Search the data for the string "President" and extract every line where it appears.

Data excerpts
start
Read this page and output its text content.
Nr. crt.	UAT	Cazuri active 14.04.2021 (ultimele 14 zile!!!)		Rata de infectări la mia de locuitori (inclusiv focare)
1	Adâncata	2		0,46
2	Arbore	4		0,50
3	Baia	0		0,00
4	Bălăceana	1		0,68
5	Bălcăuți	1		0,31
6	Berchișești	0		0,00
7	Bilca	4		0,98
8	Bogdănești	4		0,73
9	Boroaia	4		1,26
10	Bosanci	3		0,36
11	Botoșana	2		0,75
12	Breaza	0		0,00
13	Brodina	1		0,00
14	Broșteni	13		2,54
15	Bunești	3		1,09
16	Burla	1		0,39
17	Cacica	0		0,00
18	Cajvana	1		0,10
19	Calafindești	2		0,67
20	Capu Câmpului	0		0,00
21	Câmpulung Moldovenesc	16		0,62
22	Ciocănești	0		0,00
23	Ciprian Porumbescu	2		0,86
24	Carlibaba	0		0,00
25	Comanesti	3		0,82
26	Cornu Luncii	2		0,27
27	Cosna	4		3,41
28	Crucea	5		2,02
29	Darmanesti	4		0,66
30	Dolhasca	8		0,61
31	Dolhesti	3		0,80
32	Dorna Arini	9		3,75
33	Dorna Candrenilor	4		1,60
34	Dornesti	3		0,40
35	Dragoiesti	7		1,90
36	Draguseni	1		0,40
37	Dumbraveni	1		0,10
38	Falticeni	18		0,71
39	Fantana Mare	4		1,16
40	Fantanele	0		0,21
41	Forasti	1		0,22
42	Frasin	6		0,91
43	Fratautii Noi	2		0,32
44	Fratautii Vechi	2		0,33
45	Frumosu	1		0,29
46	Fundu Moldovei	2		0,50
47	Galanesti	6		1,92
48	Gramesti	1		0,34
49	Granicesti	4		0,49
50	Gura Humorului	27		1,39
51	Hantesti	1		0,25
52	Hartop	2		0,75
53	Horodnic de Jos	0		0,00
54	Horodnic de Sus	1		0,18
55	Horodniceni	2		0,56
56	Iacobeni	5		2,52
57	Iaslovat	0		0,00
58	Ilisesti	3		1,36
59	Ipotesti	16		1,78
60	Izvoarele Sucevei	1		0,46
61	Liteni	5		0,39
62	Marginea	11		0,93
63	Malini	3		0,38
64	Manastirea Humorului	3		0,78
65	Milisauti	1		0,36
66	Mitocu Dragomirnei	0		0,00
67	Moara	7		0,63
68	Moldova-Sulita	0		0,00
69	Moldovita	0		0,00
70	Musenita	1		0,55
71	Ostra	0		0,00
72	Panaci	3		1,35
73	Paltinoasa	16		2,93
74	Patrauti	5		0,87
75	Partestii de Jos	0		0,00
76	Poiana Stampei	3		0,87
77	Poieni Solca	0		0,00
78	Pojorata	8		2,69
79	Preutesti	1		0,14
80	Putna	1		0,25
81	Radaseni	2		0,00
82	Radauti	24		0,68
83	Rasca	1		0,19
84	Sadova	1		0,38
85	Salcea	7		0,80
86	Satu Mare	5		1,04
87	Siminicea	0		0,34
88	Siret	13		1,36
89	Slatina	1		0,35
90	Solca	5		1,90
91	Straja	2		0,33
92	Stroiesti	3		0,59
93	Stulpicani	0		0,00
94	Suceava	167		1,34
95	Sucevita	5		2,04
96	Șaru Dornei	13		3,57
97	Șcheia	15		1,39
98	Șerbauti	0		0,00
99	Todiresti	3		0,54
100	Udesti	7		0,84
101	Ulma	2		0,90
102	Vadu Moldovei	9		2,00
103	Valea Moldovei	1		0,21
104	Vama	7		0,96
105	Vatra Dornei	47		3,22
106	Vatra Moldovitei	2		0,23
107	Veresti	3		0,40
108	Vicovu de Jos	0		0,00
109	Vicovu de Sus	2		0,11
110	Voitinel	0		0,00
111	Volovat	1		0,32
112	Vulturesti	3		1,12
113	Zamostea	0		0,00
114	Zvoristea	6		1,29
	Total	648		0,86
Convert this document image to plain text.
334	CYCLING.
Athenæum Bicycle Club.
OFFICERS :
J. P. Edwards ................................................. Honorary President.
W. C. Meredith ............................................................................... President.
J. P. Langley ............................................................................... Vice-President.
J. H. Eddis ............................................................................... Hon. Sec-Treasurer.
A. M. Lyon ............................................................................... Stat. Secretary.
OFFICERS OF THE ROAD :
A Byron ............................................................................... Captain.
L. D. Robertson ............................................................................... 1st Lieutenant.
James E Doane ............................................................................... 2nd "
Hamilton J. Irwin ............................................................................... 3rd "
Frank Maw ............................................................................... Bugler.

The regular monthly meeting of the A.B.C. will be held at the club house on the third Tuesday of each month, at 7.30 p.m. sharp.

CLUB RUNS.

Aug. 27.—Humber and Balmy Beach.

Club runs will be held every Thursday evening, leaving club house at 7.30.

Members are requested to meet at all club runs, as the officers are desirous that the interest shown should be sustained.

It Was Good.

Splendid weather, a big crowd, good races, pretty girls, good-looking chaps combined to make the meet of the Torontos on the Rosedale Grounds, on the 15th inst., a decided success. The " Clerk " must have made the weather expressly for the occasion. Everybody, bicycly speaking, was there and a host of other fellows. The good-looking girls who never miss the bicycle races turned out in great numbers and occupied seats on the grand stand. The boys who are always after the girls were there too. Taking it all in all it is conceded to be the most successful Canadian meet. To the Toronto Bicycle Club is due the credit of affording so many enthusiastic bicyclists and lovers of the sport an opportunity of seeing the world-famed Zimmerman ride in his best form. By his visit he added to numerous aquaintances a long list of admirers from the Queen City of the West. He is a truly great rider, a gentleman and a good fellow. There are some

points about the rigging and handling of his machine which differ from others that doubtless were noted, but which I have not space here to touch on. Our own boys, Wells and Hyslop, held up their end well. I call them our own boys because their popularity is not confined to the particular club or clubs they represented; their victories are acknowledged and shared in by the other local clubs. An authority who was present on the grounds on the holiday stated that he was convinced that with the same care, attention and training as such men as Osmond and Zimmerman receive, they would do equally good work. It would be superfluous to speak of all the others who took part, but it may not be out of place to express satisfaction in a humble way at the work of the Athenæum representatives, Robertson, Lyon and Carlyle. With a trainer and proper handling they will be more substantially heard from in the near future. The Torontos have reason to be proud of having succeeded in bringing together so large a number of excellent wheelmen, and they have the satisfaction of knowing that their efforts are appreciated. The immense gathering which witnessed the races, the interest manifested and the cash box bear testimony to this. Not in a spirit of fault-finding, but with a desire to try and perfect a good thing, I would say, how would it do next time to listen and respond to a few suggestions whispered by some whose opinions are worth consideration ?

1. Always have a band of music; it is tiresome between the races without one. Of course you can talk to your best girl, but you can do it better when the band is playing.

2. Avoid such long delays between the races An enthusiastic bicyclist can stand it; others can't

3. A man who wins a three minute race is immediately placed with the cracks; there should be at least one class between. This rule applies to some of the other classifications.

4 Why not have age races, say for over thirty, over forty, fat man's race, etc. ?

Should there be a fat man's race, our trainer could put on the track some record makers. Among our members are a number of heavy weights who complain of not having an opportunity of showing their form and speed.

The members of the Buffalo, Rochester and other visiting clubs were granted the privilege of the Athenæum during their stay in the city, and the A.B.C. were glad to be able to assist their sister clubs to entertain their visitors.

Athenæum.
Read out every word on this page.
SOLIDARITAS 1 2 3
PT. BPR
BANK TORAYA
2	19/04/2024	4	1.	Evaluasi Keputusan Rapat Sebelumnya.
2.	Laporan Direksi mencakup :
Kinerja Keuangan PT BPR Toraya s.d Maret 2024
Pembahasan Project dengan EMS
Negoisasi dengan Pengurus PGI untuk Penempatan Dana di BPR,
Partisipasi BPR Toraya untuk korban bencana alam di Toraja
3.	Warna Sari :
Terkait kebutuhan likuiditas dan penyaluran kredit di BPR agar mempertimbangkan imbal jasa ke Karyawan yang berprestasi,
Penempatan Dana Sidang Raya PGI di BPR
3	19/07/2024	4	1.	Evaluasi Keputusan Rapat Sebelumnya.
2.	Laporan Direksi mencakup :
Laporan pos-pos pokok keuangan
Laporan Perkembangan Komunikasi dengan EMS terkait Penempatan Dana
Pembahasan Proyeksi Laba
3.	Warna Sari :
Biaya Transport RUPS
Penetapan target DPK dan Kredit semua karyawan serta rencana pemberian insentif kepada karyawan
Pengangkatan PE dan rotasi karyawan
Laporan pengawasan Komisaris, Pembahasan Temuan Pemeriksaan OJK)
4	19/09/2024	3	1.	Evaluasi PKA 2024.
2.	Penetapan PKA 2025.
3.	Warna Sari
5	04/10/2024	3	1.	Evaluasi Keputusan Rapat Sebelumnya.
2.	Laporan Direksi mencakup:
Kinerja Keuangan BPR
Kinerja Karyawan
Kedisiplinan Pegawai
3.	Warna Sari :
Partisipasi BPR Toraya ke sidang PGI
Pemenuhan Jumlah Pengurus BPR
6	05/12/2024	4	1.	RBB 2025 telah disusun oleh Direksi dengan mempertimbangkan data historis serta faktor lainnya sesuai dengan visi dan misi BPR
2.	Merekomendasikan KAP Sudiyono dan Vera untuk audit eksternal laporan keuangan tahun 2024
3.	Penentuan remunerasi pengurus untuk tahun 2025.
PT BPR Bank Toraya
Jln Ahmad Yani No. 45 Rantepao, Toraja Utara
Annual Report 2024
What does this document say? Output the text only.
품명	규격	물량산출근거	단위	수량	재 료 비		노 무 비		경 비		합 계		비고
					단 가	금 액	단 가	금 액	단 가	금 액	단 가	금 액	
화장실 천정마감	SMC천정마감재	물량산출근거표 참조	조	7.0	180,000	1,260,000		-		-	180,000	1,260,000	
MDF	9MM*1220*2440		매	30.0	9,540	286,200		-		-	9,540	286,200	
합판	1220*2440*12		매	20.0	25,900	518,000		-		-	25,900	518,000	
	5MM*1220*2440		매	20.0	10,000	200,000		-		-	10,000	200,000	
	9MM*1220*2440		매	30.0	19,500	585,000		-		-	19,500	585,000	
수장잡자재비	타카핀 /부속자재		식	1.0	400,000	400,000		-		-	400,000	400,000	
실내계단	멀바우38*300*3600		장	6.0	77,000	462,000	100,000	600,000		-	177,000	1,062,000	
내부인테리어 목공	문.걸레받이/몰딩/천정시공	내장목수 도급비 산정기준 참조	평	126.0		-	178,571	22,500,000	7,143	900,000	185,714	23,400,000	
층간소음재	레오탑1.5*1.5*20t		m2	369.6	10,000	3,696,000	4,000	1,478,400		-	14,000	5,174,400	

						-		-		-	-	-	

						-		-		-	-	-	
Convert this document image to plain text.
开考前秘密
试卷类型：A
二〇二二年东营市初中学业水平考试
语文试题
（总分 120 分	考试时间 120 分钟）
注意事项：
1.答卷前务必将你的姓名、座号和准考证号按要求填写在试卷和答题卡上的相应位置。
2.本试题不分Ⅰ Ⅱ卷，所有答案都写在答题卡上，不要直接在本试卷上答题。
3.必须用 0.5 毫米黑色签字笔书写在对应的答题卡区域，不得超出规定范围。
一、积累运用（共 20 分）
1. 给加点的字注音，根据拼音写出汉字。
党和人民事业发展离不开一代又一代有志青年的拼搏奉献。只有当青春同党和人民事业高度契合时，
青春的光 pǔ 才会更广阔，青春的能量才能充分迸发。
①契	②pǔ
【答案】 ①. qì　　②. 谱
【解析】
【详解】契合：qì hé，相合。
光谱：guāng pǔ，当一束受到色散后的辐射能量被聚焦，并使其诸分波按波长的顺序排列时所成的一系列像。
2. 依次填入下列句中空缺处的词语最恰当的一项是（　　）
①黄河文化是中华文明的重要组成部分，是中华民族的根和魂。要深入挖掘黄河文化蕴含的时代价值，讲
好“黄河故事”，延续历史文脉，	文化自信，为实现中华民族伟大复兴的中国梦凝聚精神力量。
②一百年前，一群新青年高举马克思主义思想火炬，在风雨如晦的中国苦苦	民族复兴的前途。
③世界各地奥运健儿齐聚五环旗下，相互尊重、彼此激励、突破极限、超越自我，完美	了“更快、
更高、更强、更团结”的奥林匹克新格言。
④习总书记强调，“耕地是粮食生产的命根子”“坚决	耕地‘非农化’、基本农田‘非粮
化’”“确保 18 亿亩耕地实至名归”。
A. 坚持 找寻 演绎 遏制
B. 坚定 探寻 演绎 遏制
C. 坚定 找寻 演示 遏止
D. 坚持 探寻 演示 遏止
end
| WRITTEN RESPONSE |
J. P. Edwards ................................................. Honorary President.
W. C. Meredith ............................................................................... President.
J. P. Langley ............................................................................... Vice-President.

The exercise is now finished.